**Short exercise**
Locate the string "hourglass" in the records below. Copy every line where it occurs.

**Dataset records**
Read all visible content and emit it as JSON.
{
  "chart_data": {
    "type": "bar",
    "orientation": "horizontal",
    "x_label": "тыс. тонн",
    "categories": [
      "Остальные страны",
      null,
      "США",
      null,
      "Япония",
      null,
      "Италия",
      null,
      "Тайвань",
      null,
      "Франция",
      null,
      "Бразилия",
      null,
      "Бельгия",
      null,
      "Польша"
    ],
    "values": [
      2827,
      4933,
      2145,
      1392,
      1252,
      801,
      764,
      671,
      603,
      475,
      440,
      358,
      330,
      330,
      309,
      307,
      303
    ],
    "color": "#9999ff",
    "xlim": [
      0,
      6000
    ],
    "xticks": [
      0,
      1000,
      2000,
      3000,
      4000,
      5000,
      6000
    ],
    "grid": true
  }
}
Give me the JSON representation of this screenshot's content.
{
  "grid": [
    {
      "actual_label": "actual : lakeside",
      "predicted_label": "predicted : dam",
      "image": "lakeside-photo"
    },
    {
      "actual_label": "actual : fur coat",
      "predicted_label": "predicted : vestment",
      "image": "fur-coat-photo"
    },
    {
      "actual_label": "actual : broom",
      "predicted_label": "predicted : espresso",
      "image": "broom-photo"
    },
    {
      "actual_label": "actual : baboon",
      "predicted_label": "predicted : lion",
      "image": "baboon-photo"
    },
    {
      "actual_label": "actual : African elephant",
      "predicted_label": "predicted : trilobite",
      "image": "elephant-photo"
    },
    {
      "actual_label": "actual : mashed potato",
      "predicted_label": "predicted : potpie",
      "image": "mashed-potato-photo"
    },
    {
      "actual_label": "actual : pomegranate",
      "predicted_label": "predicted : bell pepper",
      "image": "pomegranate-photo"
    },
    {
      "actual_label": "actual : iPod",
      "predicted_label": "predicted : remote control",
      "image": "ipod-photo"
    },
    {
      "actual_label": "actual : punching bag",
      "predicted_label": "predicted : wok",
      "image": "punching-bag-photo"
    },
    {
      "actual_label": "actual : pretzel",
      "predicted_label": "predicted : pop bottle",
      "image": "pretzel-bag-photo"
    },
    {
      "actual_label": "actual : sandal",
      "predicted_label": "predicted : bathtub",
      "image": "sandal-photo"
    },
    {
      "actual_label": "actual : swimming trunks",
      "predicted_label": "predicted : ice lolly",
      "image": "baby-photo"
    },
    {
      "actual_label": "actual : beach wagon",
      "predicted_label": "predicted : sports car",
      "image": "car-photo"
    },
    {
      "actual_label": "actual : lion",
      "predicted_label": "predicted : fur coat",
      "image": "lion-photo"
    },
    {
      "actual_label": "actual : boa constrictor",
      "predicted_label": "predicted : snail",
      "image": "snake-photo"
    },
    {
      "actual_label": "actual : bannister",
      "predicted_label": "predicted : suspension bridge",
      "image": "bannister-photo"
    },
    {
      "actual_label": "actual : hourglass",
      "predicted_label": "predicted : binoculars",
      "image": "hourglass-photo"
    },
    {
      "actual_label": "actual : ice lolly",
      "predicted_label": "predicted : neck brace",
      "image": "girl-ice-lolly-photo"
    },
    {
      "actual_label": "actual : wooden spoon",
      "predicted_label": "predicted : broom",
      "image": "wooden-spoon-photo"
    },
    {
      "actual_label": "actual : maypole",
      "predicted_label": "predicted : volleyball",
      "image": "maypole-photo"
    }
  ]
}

**Full response**
      "actual_label": "actual : hourglass",
      "image": "hourglass-photo"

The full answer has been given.